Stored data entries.
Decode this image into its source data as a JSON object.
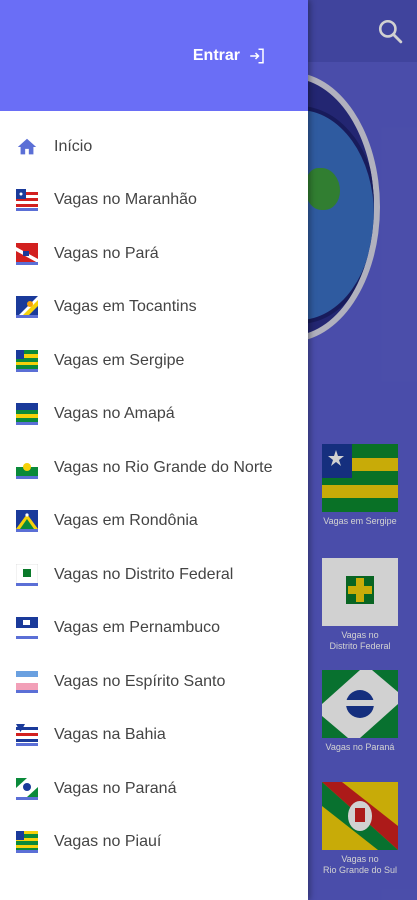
{
  "drawer": {
    "login_label": "Entrar",
    "items": [
      {
        "label": "Início",
        "icon": "home-icon"
      },
      {
        "label": "Vagas no Maranhão",
        "icon": "maranhao-flag-icon"
      },
      {
        "label": "Vagas no Pará",
        "icon": "para-flag-icon"
      },
      {
        "label": "Vagas em Tocantins",
        "icon": "tocantins-flag-icon"
      },
      {
        "label": "Vagas em Sergipe",
        "icon": "sergipe-flag-icon"
      },
      {
        "label": "Vagas no Amapá",
        "icon": "amapa-flag-icon"
      },
      {
        "label": "Vagas no Rio Grande do Norte",
        "icon": "rio-grande-do-norte-flag-icon"
      },
      {
        "label": "Vagas em Rondônia",
        "icon": "rondonia-flag-icon"
      },
      {
        "label": "Vagas no Distrito Federal",
        "icon": "distrito-federal-flag-icon"
      },
      {
        "label": "Vagas em Pernambuco",
        "icon": "pernambuco-flag-icon"
      },
      {
        "label": "Vagas no Espírito Santo",
        "icon": "espirito-santo-flag-icon"
      },
      {
        "label": "Vagas na Bahia",
        "icon": "bahia-flag-icon"
      },
      {
        "label": "Vagas no Paraná",
        "icon": "parana-flag-icon"
      },
      {
        "label": "Vagas no Piauí",
        "icon": "piaui-flag-icon"
      }
    ]
  },
  "background": {
    "cards": [
      {
        "line1": "Vagas em Sergipe",
        "line2": ""
      },
      {
        "line1": "Vagas no",
        "line2": "Distrito Federal"
      },
      {
        "line1": "Vagas no Paraná",
        "line2": ""
      },
      {
        "line1": "Vagas no",
        "line2": "Rio Grande do Sul"
      }
    ]
  },
  "colors": {
    "drawer_header": "#6a6ef6",
    "app_background": "#5b5fd0",
    "menu_text": "#444444"
  }
}
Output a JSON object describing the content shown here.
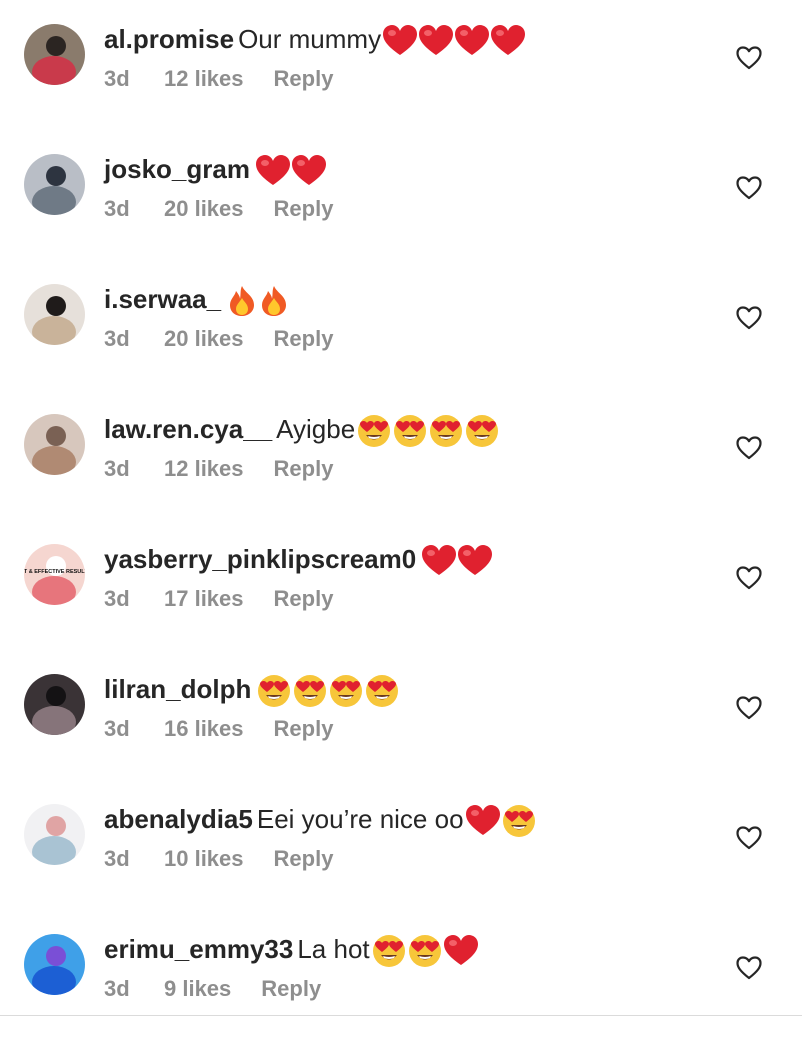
{
  "comments": [
    {
      "username": "al.promise",
      "text": "Our mummy",
      "emojis": [
        "red-heart",
        "red-heart",
        "red-heart",
        "red-heart"
      ],
      "time": "3d",
      "likes": "12 likes",
      "reply": "Reply",
      "avatar_colors": [
        "#8a7b6c",
        "#c93a4b",
        "#2b2522"
      ]
    },
    {
      "username": "josko_gram",
      "text": "",
      "emojis": [
        "red-heart",
        "red-heart"
      ],
      "time": "3d",
      "likes": "20 likes",
      "reply": "Reply",
      "avatar_colors": [
        "#b9bec6",
        "#6f7a86",
        "#2d3440"
      ]
    },
    {
      "username": "i.serwaa_",
      "text": "",
      "emojis": [
        "fire",
        "fire"
      ],
      "time": "3d",
      "likes": "20 likes",
      "reply": "Reply",
      "avatar_colors": [
        "#e6e0da",
        "#c9b39a",
        "#1f1b1a"
      ]
    },
    {
      "username": "law.ren.cya__",
      "text": "Ayigbe",
      "emojis": [
        "heart-eyes",
        "heart-eyes",
        "heart-eyes",
        "heart-eyes"
      ],
      "time": "3d",
      "likes": "12 likes",
      "reply": "Reply",
      "avatar_colors": [
        "#d7c7bd",
        "#b08a73",
        "#7a6154"
      ]
    },
    {
      "username": "yasberry_pinklipscream0",
      "text": "",
      "emojis": [
        "red-heart",
        "red-heart"
      ],
      "time": "3d",
      "likes": "17 likes",
      "reply": "Reply",
      "avatar_colors": [
        "#f5d6d0",
        "#e7757c",
        "#ffffff"
      ],
      "avatar_label": "FAST & EFFECTIVE RESULTS!!"
    },
    {
      "username": "lilran_dolph",
      "text": "",
      "emojis": [
        "heart-eyes",
        "heart-eyes",
        "heart-eyes",
        "heart-eyes"
      ],
      "time": "3d",
      "likes": "16 likes",
      "reply": "Reply",
      "avatar_colors": [
        "#3a3336",
        "#86747a",
        "#141214"
      ]
    },
    {
      "username": "abenalydia5",
      "text": "Eei you’re nice oo",
      "emojis": [
        "red-heart",
        "heart-eyes"
      ],
      "time": "3d",
      "likes": "10 likes",
      "reply": "Reply",
      "avatar_colors": [
        "#f1f1f3",
        "#a9c3d3",
        "#e0a4a4"
      ]
    },
    {
      "username": "erimu_emmy33",
      "text": "La hot",
      "emojis": [
        "heart-eyes",
        "heart-eyes",
        "red-heart"
      ],
      "time": "3d",
      "likes": "9 likes",
      "reply": "Reply",
      "avatar_colors": [
        "#3fa0e8",
        "#1c5fd4",
        "#7a4fd6"
      ]
    }
  ],
  "like_button_icon": "heart-outline-icon",
  "colors": {
    "username": "#262626",
    "meta": "#8e8e8e",
    "heart_red": "#e0212f",
    "emoji_yellow": "#f7c63a"
  }
}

Exercise directions. Repeat all of the records verbatim, leaving out the pictures.

Task result.
Decode this image into its source data as a JSON object.
{
  "drawer": {
    "login_label": "Entrar",
    "items": [
      {
        "label": "Início",
        "icon": "home-icon"
      },
      {
        "label": "Vagas no Maranhão",
        "icon": "maranhao-flag-icon"
      },
      {
        "label": "Vagas no Pará",
        "icon": "para-flag-icon"
      },
      {
        "label": "Vagas em Tocantins",
        "icon": "tocantins-flag-icon"
      },
      {
        "label": "Vagas em Sergipe",
        "icon": "sergipe-flag-icon"
      },
      {
        "label": "Vagas no Amapá",
        "icon": "amapa-flag-icon"
      },
      {
        "label": "Vagas no Rio Grande do Norte",
        "icon": "rio-grande-do-norte-flag-icon"
      },
      {
        "label": "Vagas em Rondônia",
        "icon": "rondonia-flag-icon"
      },
      {
        "label": "Vagas no Distrito Federal",
        "icon": "distrito-federal-flag-icon"
      },
      {
        "label": "Vagas em Pernambuco",
        "icon": "pernambuco-flag-icon"
      },
      {
        "label": "Vagas no Espírito Santo",
        "icon": "espirito-santo-flag-icon"
      },
      {
        "label": "Vagas na Bahia",
        "icon": "bahia-flag-icon"
      },
      {
        "label": "Vagas no Paraná",
        "icon": "parana-flag-icon"
      },
      {
        "label": "Vagas no Piauí",
        "icon": "piaui-flag-icon"
      }
    ]
  },
  "background": {
    "cards": [
      {
        "line1": "Vagas em Sergipe",
        "line2": ""
      },
      {
        "line1": "Vagas no",
        "line2": "Distrito Federal"
      },
      {
        "line1": "Vagas no Paraná",
        "line2": ""
      },
      {
        "line1": "Vagas no",
        "line2": "Rio Grande do Sul"
      }
    ]
  },
  "colors": {
    "drawer_header": "#6a6ef6",
    "app_background": "#5b5fd0",
    "menu_text": "#444444"
  }
}
Output a JSON object describing the content shown here.
{
  "comments": [
    {
      "username": "al.promise",
      "text": "Our mummy",
      "emojis": [
        "red-heart",
        "red-heart",
        "red-heart",
        "red-heart"
      ],
      "time": "3d",
      "likes": "12 likes",
      "reply": "Reply",
      "avatar_colors": [
        "#8a7b6c",
        "#c93a4b",
        "#2b2522"
      ]
    },
    {
      "username": "josko_gram",
      "text": "",
      "emojis": [
        "red-heart",
        "red-heart"
      ],
      "time": "3d",
      "likes": "20 likes",
      "reply": "Reply",
      "avatar_colors": [
        "#b9bec6",
        "#6f7a86",
        "#2d3440"
      ]
    },
    {
      "username": "i.serwaa_",
      "text": "",
      "emojis": [
        "fire",
        "fire"
      ],
      "time": "3d",
      "likes": "20 likes",
      "reply": "Reply",
      "avatar_colors": [
        "#e6e0da",
        "#c9b39a",
        "#1f1b1a"
      ]
    },
    {
      "username": "law.ren.cya__",
      "text": "Ayigbe",
      "emojis": [
        "heart-eyes",
        "heart-eyes",
        "heart-eyes",
        "heart-eyes"
      ],
      "time": "3d",
      "likes": "12 likes",
      "reply": "Reply",
      "avatar_colors": [
        "#d7c7bd",
        "#b08a73",
        "#7a6154"
      ]
    },
    {
      "username": "yasberry_pinklipscream0",
      "text": "",
      "emojis": [
        "red-heart",
        "red-heart"
      ],
      "time": "3d",
      "likes": "17 likes",
      "reply": "Reply",
      "avatar_colors": [
        "#f5d6d0",
        "#e7757c",
        "#ffffff"
      ],
      "avatar_label": "FAST & EFFECTIVE RESULTS!!"
    },
    {
      "username": "lilran_dolph",
      "text": "",
      "emojis": [
        "heart-eyes",
        "heart-eyes",
        "heart-eyes",
        "heart-eyes"
      ],
      "time": "3d",
      "likes": "16 likes",
      "reply": "Reply",
      "avatar_colors": [
        "#3a3336",
        "#86747a",
        "#141214"
      ]
    },
    {
      "username": "abenalydia5",
      "text": "Eei you’re nice oo",
      "emojis": [
        "red-heart",
        "heart-eyes"
      ],
      "time": "3d",
      "likes": "10 likes",
      "reply": "Reply",
      "avatar_colors": [
        "#f1f1f3",
        "#a9c3d3",
        "#e0a4a4"
      ]
    },
    {
      "username": "erimu_emmy33",
      "text": "La hot",
      "emojis": [
        "heart-eyes",
        "heart-eyes",
        "red-heart"
      ],
      "time": "3d",
      "likes": "9 likes",
      "reply": "Reply",
      "avatar_colors": [
        "#3fa0e8",
        "#1c5fd4",
        "#7a4fd6"
      ]
    }
  ],
  "like_button_icon": "heart-outline-icon",
  "colors": {
    "username": "#262626",
    "meta": "#8e8e8e",
    "heart_red": "#e0212f",
    "emoji_yellow": "#f7c63a"
  }
}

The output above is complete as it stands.